→ Requirement 1
Reproduce the passage on military sexual assault prosecutions, starting at "Even at trial, Stewart" and ending at "to active duty.", and switch "jurors" to "panel members".
→ Requirement 2
Answer these questions using the passage on military sexual assault prosecutions:
(a) In what year was Stewart convicted of sexual assault?
(b) In what year did the military decide that a person "substantially incapacitated by alcohol" could not give consent?
(c) Of what organization is John Wells the executive director?

All of the changes, which included stripping commanders of their authority to dismiss guilty verdicts that they found based on dubious evidence or proceedings, have tilted the scales of justice against the accused, critics say. They have also created incentives for politically attuned commanders to push flimsy or marginal cases toward a court-martial instead of accepting initial recommendations that they be dropped.
That’s what happened to Marine Capt. Nicholas Stewart. More than a year after he partied and then slept with a friend with whom he had previously been intimate, he was charged after word of the encounter got back to the woman’s parents and they complained to the Marine Corps. Stewart was convicted of sexual assault in 2009.
The case hinged on a rule change – the military had decided in 2006 that if a person was “substantially incapacitated by alcohol” then consent could not be given and a crime had occurred. The alleged victim had sent Stewart an e-mail saying, “I can’t even say I told you ‘no,’” and Judge Advocate General officials concluded there was no case, but the rule change and the political winds meant Stewart was in trouble anyway, according to his lawyer, Charles Gittins.
Even at trial, Stewart fell victim to this more zealous atmosphere. The jurors acquitted him of one crime, but the judge then ordered them to deliberate over a nearly identical-sounding charge, and on that he was convicted. He served nearly half of a two-year sentence before an appeals court vacated it in 2012, ruling that the verdict raised fundamental due-process concerns involving double jeopardy. Stewart, who declined to comment when approached by RealClearInvestigations, has returned to active duty.
“I would characterize his case as a product of the politics of fear of sexual assault by senior officer leadership,” Gittins said. “No convening authorities want to be labeled as weak on sexual assault, so the [convening authorities] sent it to trial.”
That fear is widespread among commanding officers, according to experts. John Wells, a retired Navy commander and now the executive director of Military-Veterans Advocacy Inc., said he has handled roughly a dozen cases involving sexual allegations and that in “100 percent” of them his clients’ due-process rights have been violated.

→ Record excerpts
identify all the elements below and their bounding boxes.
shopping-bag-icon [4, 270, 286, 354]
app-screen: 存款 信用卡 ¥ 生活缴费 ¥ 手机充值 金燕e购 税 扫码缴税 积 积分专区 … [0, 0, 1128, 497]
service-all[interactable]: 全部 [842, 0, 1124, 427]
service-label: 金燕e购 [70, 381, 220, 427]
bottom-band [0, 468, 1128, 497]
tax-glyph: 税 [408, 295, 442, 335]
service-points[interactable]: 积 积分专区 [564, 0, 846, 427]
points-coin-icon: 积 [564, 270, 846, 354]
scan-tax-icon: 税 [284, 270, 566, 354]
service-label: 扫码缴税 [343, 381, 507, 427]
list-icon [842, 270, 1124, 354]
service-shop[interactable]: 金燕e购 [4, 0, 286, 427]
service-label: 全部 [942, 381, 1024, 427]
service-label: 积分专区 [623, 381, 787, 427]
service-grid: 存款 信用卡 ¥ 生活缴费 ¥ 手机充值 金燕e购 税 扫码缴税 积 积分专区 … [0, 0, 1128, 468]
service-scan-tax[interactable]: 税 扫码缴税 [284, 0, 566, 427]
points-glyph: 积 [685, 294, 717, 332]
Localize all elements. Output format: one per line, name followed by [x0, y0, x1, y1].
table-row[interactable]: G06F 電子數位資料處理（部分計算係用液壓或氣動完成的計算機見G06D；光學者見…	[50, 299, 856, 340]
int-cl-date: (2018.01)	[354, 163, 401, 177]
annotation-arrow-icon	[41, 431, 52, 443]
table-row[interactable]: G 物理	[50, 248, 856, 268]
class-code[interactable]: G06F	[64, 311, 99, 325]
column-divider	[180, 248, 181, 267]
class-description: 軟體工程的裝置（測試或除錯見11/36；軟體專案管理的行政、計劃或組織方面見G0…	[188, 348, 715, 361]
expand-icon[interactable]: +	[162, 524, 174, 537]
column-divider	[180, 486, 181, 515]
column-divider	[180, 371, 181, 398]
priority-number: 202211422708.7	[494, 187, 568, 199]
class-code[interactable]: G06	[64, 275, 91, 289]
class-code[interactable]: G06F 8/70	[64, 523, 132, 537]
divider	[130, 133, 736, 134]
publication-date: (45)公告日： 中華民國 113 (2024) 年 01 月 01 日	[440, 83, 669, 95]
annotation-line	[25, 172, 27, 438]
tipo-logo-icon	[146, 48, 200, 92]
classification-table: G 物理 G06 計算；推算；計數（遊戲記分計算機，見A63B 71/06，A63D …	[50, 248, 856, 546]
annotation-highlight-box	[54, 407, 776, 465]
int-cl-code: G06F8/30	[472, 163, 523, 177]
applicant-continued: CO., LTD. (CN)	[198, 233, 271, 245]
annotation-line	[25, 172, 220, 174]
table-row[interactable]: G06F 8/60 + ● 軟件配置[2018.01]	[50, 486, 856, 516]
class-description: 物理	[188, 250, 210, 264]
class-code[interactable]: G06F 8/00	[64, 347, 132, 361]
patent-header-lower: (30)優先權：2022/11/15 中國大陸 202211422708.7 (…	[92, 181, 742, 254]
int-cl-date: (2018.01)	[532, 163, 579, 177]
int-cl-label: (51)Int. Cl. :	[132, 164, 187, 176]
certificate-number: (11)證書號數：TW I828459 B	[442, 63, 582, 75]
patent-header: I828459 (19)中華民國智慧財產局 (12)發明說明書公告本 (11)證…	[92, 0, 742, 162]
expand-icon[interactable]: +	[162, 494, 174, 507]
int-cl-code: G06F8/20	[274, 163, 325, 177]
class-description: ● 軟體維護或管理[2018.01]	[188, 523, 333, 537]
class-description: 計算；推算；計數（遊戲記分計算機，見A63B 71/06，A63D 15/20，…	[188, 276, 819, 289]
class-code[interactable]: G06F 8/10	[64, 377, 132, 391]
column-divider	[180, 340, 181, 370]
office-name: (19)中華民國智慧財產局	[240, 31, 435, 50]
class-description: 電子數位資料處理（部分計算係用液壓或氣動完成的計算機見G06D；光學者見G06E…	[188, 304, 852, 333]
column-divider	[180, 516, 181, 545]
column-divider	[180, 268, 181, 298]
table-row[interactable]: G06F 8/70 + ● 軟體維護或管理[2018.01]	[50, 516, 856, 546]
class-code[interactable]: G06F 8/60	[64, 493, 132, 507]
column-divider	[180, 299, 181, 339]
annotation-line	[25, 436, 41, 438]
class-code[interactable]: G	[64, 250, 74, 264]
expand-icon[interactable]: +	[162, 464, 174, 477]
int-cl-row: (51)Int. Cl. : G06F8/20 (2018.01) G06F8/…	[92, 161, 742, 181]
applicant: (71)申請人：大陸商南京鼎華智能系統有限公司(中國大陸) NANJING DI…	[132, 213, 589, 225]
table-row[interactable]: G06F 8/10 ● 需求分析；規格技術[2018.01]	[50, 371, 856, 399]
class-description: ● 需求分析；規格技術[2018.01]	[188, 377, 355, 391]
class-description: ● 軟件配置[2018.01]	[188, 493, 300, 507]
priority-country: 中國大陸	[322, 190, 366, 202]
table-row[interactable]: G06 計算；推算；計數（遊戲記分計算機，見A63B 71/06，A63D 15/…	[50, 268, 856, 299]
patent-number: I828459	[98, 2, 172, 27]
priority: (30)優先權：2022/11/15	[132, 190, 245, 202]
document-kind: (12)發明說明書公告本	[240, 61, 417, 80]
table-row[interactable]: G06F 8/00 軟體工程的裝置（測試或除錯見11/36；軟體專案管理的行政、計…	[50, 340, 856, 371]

→ Answer box 1
Even at trial, Stewart fell victim to this more zealous atmosphere. The panel members acquitted him of one crime, but the judge then ordered them to deliberate over a nearly identical-sounding charge, and on that he was convicted. He served nearly half of a two-year sentence before an appeals court vacated it in 2012, ruling that the verdict raised fundamental due-process concerns involving double jeopardy. Stewart, who declined to comment when approached by RealClearInvestigations, has returned to active duty.

→ Answer box 2
(a) 2009
(b) 2006
(c) Military-Veterans Advocacy Inc.